* [To do]: Arrange as a JSON list of strings the lines from the first line of the records through the line containing "p4-text-a: It is", both included, one string per line and blank lines omitted. Include no other lines.

* [Given information]:
╭──

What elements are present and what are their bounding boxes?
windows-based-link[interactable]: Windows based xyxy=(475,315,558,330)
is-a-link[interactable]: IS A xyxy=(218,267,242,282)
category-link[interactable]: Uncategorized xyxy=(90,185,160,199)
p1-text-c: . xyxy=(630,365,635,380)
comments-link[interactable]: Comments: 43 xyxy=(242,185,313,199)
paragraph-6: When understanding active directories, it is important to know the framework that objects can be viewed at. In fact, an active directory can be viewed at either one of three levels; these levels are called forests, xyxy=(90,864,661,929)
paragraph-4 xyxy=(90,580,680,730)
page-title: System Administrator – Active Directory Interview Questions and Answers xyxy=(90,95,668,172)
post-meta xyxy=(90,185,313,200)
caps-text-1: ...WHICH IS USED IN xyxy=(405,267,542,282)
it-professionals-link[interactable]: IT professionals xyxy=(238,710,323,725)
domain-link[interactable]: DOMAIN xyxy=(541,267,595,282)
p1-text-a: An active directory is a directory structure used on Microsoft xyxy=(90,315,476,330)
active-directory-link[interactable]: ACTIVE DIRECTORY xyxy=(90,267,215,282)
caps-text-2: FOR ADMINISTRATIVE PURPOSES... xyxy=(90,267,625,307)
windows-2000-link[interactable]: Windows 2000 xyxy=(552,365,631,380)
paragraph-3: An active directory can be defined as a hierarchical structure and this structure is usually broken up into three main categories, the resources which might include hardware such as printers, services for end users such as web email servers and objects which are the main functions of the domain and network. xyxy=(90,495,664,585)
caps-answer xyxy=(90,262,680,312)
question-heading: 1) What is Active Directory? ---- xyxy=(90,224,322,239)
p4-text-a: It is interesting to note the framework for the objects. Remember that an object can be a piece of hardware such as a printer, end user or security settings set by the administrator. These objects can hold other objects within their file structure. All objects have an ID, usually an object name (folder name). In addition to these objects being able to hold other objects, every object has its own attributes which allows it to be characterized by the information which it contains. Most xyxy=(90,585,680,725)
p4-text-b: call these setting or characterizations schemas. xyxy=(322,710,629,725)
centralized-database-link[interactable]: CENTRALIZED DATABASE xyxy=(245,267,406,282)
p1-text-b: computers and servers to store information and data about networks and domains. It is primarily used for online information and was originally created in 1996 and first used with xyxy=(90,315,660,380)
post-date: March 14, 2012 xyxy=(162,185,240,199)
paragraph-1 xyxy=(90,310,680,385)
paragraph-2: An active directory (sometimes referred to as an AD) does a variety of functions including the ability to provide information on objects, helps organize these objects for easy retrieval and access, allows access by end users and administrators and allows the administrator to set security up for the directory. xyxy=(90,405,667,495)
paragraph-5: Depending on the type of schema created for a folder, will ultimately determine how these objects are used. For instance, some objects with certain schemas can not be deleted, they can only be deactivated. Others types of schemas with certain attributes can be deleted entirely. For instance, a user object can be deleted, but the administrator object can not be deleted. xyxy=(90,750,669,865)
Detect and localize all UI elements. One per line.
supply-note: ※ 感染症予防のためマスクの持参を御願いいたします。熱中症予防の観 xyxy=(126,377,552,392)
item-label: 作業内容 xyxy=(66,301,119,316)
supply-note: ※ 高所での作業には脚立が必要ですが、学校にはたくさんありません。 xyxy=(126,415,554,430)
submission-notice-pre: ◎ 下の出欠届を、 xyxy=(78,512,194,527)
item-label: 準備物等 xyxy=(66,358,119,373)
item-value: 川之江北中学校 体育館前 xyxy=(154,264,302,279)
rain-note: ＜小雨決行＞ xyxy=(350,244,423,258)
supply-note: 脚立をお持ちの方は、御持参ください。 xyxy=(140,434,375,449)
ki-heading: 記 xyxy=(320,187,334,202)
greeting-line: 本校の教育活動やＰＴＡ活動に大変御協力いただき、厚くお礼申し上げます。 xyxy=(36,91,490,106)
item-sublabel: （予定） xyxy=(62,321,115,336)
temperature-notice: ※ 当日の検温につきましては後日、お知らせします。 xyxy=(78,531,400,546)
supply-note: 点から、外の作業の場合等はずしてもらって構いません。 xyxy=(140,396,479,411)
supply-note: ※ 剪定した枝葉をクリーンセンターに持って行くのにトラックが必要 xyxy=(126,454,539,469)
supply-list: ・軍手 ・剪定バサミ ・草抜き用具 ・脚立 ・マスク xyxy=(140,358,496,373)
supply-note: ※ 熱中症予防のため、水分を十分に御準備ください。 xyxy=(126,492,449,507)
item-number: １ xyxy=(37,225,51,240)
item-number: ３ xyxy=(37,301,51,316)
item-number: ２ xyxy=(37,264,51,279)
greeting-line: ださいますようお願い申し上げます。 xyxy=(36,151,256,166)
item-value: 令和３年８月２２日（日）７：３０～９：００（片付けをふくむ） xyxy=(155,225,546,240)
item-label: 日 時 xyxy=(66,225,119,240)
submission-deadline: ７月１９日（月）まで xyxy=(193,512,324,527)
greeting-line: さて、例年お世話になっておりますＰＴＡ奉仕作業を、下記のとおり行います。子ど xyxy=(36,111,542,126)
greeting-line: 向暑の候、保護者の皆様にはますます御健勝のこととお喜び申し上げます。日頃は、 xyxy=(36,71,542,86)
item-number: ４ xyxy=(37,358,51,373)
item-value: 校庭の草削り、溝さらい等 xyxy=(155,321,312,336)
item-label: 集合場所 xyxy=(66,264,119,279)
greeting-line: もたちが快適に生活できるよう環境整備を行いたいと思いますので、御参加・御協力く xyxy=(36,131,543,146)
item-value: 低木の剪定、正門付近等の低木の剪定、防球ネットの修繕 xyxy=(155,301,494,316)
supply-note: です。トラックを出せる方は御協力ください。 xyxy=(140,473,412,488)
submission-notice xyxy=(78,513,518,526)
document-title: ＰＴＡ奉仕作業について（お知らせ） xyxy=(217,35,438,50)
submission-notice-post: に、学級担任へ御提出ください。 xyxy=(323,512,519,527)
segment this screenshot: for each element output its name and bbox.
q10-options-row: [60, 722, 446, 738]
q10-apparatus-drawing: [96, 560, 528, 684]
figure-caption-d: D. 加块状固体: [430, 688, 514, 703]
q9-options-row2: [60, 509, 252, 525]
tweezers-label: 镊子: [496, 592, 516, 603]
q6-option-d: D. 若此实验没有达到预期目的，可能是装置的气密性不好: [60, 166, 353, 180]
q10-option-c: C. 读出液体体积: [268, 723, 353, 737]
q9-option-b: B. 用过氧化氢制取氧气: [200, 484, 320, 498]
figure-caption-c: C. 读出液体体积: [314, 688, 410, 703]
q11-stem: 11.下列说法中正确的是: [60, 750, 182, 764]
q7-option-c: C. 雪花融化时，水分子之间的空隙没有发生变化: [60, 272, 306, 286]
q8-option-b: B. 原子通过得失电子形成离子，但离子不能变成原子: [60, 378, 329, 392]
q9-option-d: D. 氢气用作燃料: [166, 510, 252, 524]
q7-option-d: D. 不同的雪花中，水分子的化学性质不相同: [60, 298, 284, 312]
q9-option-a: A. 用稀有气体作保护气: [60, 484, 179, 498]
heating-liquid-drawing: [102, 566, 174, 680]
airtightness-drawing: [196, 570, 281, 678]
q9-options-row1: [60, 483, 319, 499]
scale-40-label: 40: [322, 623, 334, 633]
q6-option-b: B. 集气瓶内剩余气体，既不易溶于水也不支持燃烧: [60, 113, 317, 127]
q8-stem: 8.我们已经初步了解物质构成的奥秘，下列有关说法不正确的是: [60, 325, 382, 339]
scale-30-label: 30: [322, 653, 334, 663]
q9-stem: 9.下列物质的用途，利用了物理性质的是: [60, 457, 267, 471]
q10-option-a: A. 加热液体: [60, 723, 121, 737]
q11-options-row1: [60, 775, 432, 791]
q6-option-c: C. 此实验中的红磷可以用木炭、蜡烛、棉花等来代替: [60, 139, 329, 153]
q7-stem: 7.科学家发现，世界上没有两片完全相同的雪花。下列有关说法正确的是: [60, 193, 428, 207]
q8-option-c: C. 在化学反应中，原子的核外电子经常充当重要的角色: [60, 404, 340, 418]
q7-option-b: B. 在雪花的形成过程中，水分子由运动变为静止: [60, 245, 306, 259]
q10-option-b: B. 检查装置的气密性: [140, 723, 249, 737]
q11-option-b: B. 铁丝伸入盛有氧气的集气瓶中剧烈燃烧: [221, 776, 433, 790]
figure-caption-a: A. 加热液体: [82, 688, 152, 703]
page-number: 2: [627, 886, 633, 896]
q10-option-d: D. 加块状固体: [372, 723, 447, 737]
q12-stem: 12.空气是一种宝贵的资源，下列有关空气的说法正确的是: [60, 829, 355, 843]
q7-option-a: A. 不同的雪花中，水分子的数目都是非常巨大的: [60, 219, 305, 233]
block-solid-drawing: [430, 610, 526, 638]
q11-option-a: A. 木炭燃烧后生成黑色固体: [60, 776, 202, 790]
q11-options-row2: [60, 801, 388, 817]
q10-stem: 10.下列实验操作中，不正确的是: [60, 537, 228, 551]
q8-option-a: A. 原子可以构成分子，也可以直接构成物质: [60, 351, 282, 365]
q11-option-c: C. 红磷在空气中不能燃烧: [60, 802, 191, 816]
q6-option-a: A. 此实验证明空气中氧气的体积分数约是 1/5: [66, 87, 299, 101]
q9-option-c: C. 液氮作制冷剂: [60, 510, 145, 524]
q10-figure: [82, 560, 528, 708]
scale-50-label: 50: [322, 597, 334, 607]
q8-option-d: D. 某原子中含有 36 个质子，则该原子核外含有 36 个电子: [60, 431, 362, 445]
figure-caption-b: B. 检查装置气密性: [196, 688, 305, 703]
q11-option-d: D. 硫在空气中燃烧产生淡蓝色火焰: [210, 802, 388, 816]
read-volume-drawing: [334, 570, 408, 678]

╰──

* [Result below]:
[
  "What elements are present and what are their bounding boxes?",
  "windows-based-link[interactable]: Windows based xyxy=(475,315,558,330)",
  "is-a-link[interactable]: IS A xyxy=(218,267,242,282)",
  "category-link[interactable]: Uncategorized xyxy=(90,185,160,199)",
  "p1-text-c: . xyxy=(630,365,635,380)",
  "comments-link[interactable]: Comments: 43 xyxy=(242,185,313,199)",
  "paragraph-6: When understanding active directories, it is important to know the framework that objects can be viewed at. In fact, an active directory can be viewed at either one of three levels; these levels are called forests, xyxy=(90,864,661,929)",
  "paragraph-4 xyxy=(90,580,680,730)",
  "page-title: System Administrator – Active Directory Interview Questions and Answers xyxy=(90,95,668,172)",
  "post-meta xyxy=(90,185,313,200)",
  "caps-text-1: ...WHICH IS USED IN xyxy=(405,267,542,282)",
  "it-professionals-link[interactable]: IT professionals xyxy=(238,710,323,725)",
  "domain-link[interactable]: DOMAIN xyxy=(541,267,595,282)",
  "p1-text-a: An active directory is a directory structure used on Microsoft xyxy=(90,315,476,330)",
  "active-directory-link[interactable]: ACTIVE DIRECTORY xyxy=(90,267,215,282)",
  "caps-text-2: FOR ADMINISTRATIVE PURPOSES... xyxy=(90,267,625,307)",
  "windows-2000-link[interactable]: Windows 2000 xyxy=(552,365,631,380)",
  "paragraph-3: An active directory can be defined as a hierarchical structure and this structure is usually broken up into three main categories, the resources which might include hardware such as printers, services for end users such as web email servers and objects which are the main functions of the domain and network. xyxy=(90,495,664,585)",
  "caps-answer xyxy=(90,262,680,312)",
  "question-heading: 1) What is Active Directory? ---- xyxy=(90,224,322,239)",
  "p4-text-a: It is interesting to note the framework for the objects. Remember that an object can be a piece of hardware such as a printer, end user or security settings set by the administrator. These objects can hold other objects within their file structure. All objects have an ID, usually an object name (folder name). In addition to these objects being able to hold other objects, every object has its own attributes which allows it to be characterized by the information which it contains. Most xyxy=(90,585,680,725)"
]